Tarefa proposta ▸
Reúna e copie integralmente cada linha dos registros abaixo que contenha a sequência "tick".

Listagens de regiões anotadas:

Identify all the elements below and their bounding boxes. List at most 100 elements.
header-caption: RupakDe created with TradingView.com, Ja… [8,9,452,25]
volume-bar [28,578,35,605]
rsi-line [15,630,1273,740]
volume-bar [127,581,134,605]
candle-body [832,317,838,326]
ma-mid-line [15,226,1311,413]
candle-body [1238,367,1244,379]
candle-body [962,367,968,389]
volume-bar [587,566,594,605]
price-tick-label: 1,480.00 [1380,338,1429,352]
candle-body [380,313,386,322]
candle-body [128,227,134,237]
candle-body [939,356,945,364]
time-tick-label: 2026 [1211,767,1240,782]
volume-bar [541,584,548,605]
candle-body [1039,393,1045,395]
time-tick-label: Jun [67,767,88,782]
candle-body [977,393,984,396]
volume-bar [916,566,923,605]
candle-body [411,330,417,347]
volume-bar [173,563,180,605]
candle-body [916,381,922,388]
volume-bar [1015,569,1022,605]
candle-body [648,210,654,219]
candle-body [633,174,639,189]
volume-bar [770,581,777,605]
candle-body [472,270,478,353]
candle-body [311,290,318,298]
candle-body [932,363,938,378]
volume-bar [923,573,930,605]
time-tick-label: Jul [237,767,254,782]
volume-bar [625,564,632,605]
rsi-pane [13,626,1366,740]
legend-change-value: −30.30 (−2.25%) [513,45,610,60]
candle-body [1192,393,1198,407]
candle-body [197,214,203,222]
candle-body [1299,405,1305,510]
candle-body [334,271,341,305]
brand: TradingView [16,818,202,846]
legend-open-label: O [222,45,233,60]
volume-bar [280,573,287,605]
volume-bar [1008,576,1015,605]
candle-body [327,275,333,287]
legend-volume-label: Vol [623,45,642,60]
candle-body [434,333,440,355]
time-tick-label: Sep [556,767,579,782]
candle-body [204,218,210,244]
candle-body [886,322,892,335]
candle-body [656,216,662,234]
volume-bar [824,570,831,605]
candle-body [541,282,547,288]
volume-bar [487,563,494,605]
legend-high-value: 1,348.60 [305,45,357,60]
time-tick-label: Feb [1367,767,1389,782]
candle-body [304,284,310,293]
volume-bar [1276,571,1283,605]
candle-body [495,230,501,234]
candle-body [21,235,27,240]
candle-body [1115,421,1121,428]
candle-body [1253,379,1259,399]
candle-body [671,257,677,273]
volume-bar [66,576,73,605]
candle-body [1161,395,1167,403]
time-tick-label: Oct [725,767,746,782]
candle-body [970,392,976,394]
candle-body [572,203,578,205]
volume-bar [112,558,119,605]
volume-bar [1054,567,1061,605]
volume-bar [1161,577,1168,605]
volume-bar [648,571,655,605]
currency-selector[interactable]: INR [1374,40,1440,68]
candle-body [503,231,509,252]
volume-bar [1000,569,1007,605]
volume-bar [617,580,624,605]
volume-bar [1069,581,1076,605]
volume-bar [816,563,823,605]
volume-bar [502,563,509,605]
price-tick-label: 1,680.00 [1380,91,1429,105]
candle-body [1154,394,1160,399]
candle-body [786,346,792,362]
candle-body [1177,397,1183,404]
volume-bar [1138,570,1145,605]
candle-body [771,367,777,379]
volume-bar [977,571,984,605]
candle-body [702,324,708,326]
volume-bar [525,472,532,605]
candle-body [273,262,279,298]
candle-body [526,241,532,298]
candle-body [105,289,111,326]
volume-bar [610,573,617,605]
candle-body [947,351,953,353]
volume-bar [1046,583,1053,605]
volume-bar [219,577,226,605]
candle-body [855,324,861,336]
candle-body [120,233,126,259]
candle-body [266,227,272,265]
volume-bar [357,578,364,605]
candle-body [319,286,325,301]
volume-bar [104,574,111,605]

Resposta ▸
price-tick-label: 1,480.00 [1380,338,1429,352]
time-tick-label: 2026 [1211,767,1240,782]
time-tick-label: Jun [67,767,88,782]
time-tick-label: Jul [237,767,254,782]
time-tick-label: Sep [556,767,579,782]
time-tick-label: Feb [1367,767,1389,782]
time-tick-label: Oct [725,767,746,782]
price-tick-label: 1,680.00 [1380,91,1429,105]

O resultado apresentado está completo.